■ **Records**
>>

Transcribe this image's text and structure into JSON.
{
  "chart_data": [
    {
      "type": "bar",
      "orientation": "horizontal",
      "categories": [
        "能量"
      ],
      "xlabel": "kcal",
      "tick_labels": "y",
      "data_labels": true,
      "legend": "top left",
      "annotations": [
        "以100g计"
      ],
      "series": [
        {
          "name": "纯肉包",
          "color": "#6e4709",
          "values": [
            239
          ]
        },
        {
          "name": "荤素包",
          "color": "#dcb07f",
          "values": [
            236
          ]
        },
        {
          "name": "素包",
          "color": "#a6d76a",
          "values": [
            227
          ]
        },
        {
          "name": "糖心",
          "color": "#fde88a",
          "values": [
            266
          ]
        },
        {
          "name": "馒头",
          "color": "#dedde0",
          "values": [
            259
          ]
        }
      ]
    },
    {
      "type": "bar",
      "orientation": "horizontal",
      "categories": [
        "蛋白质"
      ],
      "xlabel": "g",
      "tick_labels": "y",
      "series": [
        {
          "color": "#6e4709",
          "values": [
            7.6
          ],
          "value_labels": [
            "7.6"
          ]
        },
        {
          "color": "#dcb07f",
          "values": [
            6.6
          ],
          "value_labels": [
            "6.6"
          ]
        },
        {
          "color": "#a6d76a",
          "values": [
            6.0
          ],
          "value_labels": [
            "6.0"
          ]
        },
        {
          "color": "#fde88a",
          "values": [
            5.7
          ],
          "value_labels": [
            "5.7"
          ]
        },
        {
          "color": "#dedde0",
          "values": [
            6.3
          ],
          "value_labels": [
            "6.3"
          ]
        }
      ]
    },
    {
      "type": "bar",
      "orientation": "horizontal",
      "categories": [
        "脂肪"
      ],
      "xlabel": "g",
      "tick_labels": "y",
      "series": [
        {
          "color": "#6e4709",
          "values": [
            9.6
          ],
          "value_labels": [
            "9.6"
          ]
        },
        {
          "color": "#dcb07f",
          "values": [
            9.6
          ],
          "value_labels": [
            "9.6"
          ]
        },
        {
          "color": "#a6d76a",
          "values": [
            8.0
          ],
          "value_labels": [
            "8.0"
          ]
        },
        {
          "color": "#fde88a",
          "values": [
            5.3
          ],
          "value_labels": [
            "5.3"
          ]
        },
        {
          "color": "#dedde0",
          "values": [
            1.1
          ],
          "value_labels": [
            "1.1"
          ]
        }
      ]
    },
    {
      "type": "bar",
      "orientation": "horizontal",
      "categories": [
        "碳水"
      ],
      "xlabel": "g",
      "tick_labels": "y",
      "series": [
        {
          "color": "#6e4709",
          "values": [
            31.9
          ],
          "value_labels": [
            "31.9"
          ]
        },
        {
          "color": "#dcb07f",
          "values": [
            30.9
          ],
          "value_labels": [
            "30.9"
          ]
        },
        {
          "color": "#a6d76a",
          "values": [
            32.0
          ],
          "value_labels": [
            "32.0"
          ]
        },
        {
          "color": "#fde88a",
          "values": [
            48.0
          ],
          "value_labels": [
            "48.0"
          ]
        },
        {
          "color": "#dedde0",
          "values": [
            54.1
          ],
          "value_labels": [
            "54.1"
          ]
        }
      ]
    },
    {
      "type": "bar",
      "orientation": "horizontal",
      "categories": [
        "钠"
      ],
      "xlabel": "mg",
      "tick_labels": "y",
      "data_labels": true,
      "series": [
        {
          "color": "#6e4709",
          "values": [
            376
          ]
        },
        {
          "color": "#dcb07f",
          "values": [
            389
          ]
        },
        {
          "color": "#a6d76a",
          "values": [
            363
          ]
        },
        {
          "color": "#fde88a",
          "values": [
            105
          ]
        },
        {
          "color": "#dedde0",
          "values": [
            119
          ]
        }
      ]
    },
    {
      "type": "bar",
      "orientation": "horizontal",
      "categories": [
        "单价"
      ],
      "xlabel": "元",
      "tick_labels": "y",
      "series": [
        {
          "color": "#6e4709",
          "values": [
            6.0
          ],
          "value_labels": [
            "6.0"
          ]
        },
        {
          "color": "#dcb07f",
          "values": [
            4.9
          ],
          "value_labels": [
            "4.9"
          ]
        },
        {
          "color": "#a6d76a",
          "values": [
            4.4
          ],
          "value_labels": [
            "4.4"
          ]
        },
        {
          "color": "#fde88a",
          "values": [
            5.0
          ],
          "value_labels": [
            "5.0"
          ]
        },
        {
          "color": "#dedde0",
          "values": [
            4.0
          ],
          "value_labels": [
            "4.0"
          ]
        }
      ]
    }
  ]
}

<<

Restate the records, all of them, precisely as written.

■ **SOLUTION TO THIS EXERCISE**
Transcribe this image's text and structure into JSON.
{
  "chart_data": [
    {
      "type": "bar",
      "orientation": "horizontal",
      "categories": [
        "能量"
      ],
      "xlabel": "kcal",
      "tick_labels": "y",
      "data_labels": true,
      "legend": "top left",
      "annotations": [
        "以100g计"
      ],
      "series": [
        {
          "name": "纯肉包",
          "color": "#6e4709",
          "values": [
            239
          ]
        },
        {
          "name": "荤素包",
          "color": "#dcb07f",
          "values": [
            236
          ]
        },
        {
          "name": "素包",
          "color": "#a6d76a",
          "values": [
            227
          ]
        },
        {
          "name": "糖心",
          "color": "#fde88a",
          "values": [
            266
          ]
        },
        {
          "name": "馒头",
          "color": "#dedde0",
          "values": [
            259
          ]
        }
      ]
    },
    {
      "type": "bar",
      "orientation": "horizontal",
      "categories": [
        "蛋白质"
      ],
      "xlabel": "g",
      "tick_labels": "y",
      "series": [
        {
          "color": "#6e4709",
          "values": [
            7.6
          ],
          "value_labels": [
            "7.6"
          ]
        },
        {
          "color": "#dcb07f",
          "values": [
            6.6
          ],
          "value_labels": [
            "6.6"
          ]
        },
        {
          "color": "#a6d76a",
          "values": [
            6.0
          ],
          "value_labels": [
            "6.0"
          ]
        },
        {
          "color": "#fde88a",
          "values": [
            5.7
          ],
          "value_labels": [
            "5.7"
          ]
        },
        {
          "color": "#dedde0",
          "values": [
            6.3
          ],
          "value_labels": [
            "6.3"
          ]
        }
      ]
    },
    {
      "type": "bar",
      "orientation": "horizontal",
      "categories": [
        "脂肪"
      ],
      "xlabel": "g",
      "tick_labels": "y",
      "series": [
        {
          "color": "#6e4709",
          "values": [
            9.6
          ],
          "value_labels": [
            "9.6"
          ]
        },
        {
          "color": "#dcb07f",
          "values": [
            9.6
          ],
          "value_labels": [
            "9.6"
          ]
        },
        {
          "color": "#a6d76a",
          "values": [
            8.0
          ],
          "value_labels": [
            "8.0"
          ]
        },
        {
          "color": "#fde88a",
          "values": [
            5.3
          ],
          "value_labels": [
            "5.3"
          ]
        },
        {
          "color": "#dedde0",
          "values": [
            1.1
          ],
          "value_labels": [
            "1.1"
          ]
        }
      ]
    },
    {
      "type": "bar",
      "orientation": "horizontal",
      "categories": [
        "碳水"
      ],
      "xlabel": "g",
      "tick_labels": "y",
      "series": [
        {
          "color": "#6e4709",
          "values": [
            31.9
          ],
          "value_labels": [
            "31.9"
          ]
        },
        {
          "color": "#dcb07f",
          "values": [
            30.9
          ],
          "value_labels": [
            "30.9"
          ]
        },
        {
          "color": "#a6d76a",
          "values": [
            32.0
          ],
          "value_labels": [
            "32.0"
          ]
        },
        {
          "color": "#fde88a",
          "values": [
            48.0
          ],
          "value_labels": [
            "48.0"
          ]
        },
        {
          "color": "#dedde0",
          "values": [
            54.1
          ],
          "value_labels": [
            "54.1"
          ]
        }
      ]
    },
    {
      "type": "bar",
      "orientation": "horizontal",
      "categories": [
        "钠"
      ],
      "xlabel": "mg",
      "tick_labels": "y",
      "data_labels": true,
      "series": [
        {
          "color": "#6e4709",
          "values": [
            376
          ]
        },
        {
          "color": "#dcb07f",
          "values": [
            389
          ]
        },
        {
          "color": "#a6d76a",
          "values": [
            363
          ]
        },
        {
          "color": "#fde88a",
          "values": [
            105
          ]
        },
        {
          "color": "#dedde0",
          "values": [
            119
          ]
        }
      ]
    },
    {
      "type": "bar",
      "orientation": "horizontal",
      "categories": [
        "单价"
      ],
      "xlabel": "元",
      "tick_labels": "y",
      "series": [
        {
          "color": "#6e4709",
          "values": [
            6.0
          ],
          "value_labels": [
            "6.0"
          ]
        },
        {
          "color": "#dcb07f",
          "values": [
            4.9
          ],
          "value_labels": [
            "4.9"
          ]
        },
        {
          "color": "#a6d76a",
          "values": [
            4.4
          ],
          "value_labels": [
            "4.4"
          ]
        },
        {
          "color": "#fde88a",
          "values": [
            5.0
          ],
          "value_labels": [
            "5.0"
          ]
        },
        {
          "color": "#dedde0",
          "values": [
            4.0
          ],
          "value_labels": [
            "4.0"
          ]
        }
      ]
    }
  ]
}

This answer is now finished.